# Tisas C45 (.45 ACP)



## Gypsy (Nov 1, 2008)

Anyone have any info it by chance?  My brother found one, said it feels like it was made for his hand.  All he can find out is that it is Turkish and most likely used by their Military or LEO...  He's just wondering if anyone has used it, any quirks etc?


----------



## arizonaguide (Nov 2, 2008)

They look a lot like the Baby Eagle/Jericho...maybe share some roots.
Try here: http://www.marstar.ca/gf-TISAS/index.shtm
:)


----------



## Gypsy (Nov 2, 2008)

Excellent, thanks much arizonaguide!

If anyone else has any experience with these please let me know.


----------



## GSXRanger (Nov 2, 2008)

It looks VERY similar to a CZ-75. I have a CZ chambered in 9mm that I shoot in production from time to time. Nice running gun, very easy on the wallet, and you can really customize the hell out of them.

Nice guns... but I'm a Glock man. :)


----------



## arizonaguide (Nov 2, 2008)

Gypsy, also check these out:
Typical price:
http://www.jgsales.com/product_info.php/p/tisas-zigana-c45-4-625in-barrel-new/products_id/2108

I think related history:
http://en.wikipedia.org/wiki/IWI_Jericho

If your brother's still looking..have him look at the Baby Eagle Polymer also.
Looks like same basic frame as Tisas, and fit's MY hand the same way..nice!
Almost feels like a Browning HiPower..which is to say it typically fits a smaller hand well.
I was very close to buying a Polymer Baby Eagle, when I found my Browning (.40).

Gypsy, also here's one of my favorite sites for researching typical market prices (can "search" for ANY gun):
http://www.gunsamerica.com/Search.aspx?T=baby+eagle


----------



## Rabid Badger (Nov 2, 2008)

That Zigana Sport is a nice looking pistol and looks to be a ported speed gun...

Thanks for that site....might be my next pistol..;)


----------



## arizonaguide (Nov 2, 2008)

Especially at that $359!!!

**Given information:**
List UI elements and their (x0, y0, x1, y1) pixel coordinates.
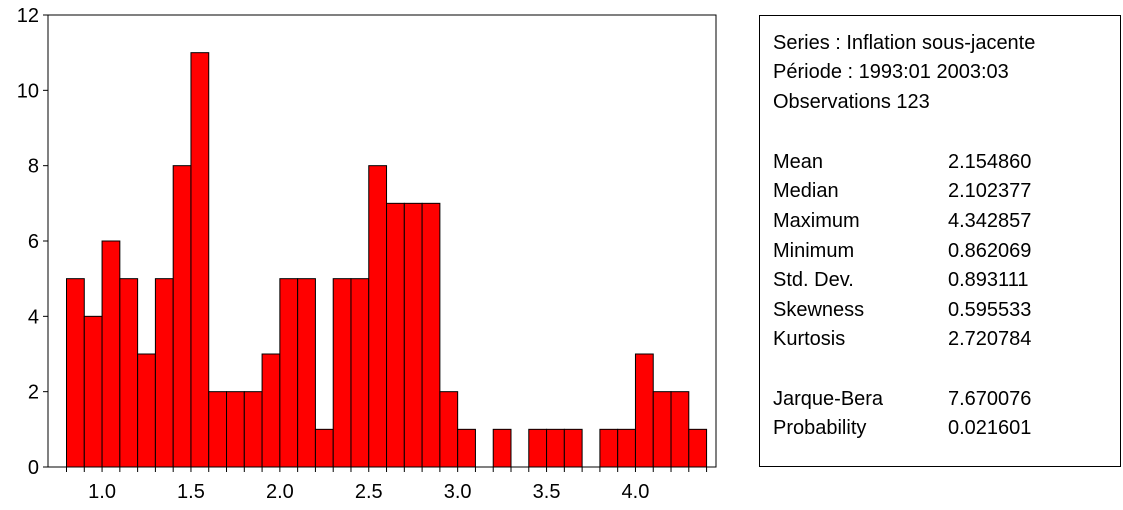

**What to do:**
1. Duplicate the part of the Tisas C45 thread between "It looks VERY" and "Glock man. :)", inclusive.
2. Answer these about the Tisas C45 thread:
(a) What nationality does Gypsy's brother find the pistol to be?
(b) What caliber is GSXRanger's CZ chambered in?
(c) What price does arizonaguide exclaim over in the last post?
The lines have nothing to do with the forum thread.

**Responses:**
1.
It looks VERY similar to a CZ-75. I have a CZ chambered in 9mm that I shoot in production from time to time. Nice running gun, very easy on the wallet, and you can really customize the hell out of them.

Nice guns... but I'm a Glock man. :)

2.
(a) Turkish
(b) 9mm
(c) $359